Work required >> Which lines contain the word "أخرجه"? Return each of them as written.

====== Data shown

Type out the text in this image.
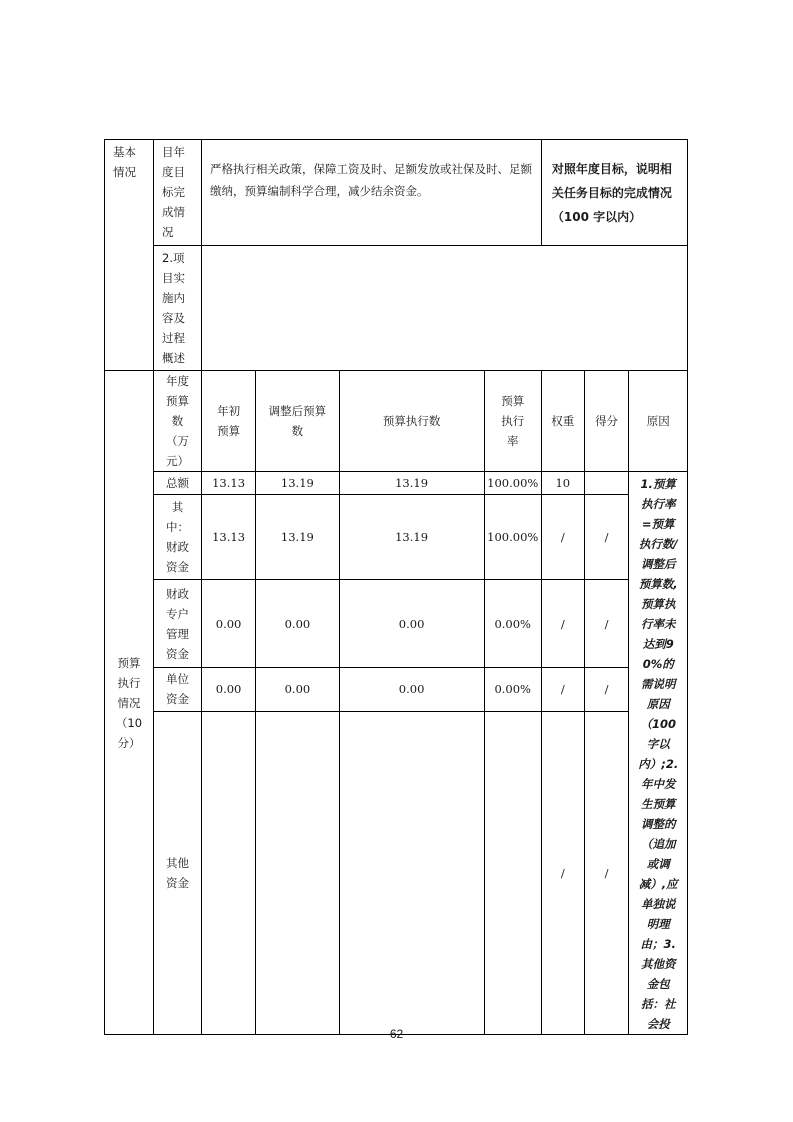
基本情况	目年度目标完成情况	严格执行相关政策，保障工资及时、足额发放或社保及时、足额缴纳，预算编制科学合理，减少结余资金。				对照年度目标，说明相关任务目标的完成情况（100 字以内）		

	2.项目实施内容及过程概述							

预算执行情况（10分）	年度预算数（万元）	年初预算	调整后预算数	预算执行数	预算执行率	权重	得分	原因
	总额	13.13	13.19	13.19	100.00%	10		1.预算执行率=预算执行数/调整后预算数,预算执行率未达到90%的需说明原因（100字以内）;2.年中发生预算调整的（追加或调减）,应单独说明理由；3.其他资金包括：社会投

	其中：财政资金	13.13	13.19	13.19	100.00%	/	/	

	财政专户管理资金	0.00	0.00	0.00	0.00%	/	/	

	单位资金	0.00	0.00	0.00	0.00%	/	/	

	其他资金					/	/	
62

============
====== Data shown

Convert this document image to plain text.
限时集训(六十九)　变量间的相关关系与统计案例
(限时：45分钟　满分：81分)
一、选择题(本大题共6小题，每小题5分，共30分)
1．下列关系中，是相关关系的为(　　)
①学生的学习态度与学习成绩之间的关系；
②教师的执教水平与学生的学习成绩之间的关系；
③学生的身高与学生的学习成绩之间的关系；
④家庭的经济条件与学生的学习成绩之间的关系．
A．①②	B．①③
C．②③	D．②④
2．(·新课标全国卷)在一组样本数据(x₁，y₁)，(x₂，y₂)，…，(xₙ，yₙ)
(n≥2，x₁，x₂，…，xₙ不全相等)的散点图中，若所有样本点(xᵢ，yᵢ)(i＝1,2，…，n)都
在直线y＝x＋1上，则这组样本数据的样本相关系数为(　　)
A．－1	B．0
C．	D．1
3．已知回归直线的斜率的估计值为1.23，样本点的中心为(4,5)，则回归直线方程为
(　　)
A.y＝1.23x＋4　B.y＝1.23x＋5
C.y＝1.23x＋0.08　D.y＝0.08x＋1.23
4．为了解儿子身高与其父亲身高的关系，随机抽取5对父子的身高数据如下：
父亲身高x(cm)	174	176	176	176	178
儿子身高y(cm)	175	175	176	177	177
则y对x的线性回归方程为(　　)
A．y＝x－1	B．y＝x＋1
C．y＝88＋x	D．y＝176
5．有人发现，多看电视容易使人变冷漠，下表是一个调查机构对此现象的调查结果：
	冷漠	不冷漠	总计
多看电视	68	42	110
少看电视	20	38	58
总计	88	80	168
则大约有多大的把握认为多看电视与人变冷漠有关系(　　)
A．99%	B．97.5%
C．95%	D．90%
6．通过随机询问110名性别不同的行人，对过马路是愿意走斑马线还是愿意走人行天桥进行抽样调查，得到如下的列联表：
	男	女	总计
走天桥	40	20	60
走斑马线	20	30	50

============
====== Data shown

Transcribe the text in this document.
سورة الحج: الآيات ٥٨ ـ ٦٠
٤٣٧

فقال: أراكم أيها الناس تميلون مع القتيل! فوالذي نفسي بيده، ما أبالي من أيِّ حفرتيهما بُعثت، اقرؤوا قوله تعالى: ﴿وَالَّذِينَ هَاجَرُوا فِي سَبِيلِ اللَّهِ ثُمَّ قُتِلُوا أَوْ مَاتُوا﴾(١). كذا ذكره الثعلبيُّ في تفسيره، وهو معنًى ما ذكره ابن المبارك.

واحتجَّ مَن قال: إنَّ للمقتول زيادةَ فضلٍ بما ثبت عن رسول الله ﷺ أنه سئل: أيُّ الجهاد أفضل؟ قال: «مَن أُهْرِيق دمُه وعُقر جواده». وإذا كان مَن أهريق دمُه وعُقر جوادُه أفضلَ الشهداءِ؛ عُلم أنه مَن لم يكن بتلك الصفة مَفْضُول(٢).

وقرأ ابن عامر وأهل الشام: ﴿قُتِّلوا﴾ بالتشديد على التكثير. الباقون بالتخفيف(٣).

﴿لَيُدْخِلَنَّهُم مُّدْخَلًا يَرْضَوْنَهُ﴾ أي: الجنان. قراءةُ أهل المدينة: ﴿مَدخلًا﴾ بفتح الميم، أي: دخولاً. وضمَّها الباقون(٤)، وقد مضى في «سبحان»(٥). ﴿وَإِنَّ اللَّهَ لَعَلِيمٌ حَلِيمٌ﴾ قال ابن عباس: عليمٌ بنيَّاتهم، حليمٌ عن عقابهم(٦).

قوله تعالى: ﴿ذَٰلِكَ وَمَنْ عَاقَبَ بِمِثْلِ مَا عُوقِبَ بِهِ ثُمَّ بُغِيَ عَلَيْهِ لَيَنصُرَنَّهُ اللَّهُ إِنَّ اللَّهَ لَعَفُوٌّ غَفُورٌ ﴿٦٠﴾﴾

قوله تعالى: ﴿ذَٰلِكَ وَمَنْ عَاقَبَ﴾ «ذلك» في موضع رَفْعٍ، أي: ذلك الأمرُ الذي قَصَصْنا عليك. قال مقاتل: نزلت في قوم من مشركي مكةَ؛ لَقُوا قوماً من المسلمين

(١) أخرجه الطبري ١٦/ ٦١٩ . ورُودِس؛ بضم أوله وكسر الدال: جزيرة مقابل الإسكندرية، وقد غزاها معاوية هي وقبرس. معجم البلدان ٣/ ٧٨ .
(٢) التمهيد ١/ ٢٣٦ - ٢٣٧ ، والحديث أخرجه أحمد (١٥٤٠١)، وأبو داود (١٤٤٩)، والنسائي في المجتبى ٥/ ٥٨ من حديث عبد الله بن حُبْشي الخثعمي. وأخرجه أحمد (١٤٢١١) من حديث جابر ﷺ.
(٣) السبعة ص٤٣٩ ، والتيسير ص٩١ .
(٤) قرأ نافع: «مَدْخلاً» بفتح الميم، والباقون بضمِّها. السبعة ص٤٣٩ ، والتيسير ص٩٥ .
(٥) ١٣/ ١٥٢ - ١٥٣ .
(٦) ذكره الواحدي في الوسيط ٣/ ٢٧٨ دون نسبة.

============

Response to this task >>
(١) أخرجه الطبري ١٦/ ٦١٩ . ورُودِس؛ بضم أوله وكسر الدال: جزيرة مقابل الإسكندرية، وقد غزاها معاوية هي وقبرس. معجم البلدان ٣/ ٧٨ .
(٢) التمهيد ١/ ٢٣٦ - ٢٣٧ ، والحديث أخرجه أحمد (١٥٤٠١)، وأبو داود (١٤٤٩)، والنسائي في المجتبى ٥/ ٥٨ من حديث عبد الله بن حُبْشي الخثعمي. وأخرجه أحمد (١٤٢١١) من حديث جابر ﷺ.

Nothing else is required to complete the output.